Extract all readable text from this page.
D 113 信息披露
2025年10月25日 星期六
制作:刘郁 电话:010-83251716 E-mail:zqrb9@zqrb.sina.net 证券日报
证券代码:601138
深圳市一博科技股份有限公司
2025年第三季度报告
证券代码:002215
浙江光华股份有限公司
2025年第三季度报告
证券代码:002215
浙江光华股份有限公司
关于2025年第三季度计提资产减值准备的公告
------------------------------
> **Exercise objective**
Restate every entry word for word.

> **Response to this exercise**
Extract all readable text from this page.
D 113 信息披露
2025年10月25日 星期六
制作:刘郁 电话:010-83251716 E-mail:zqrb9@zqrb.sina.net 证券日报
证券代码:601138
深圳市一博科技股份有限公司
2025年第三季度报告
证券代码:002215
浙江光华股份有限公司
2025年第三季度报告
证券代码:002215
浙江光华股份有限公司
关于2025年第三季度计提资产减值准备的公告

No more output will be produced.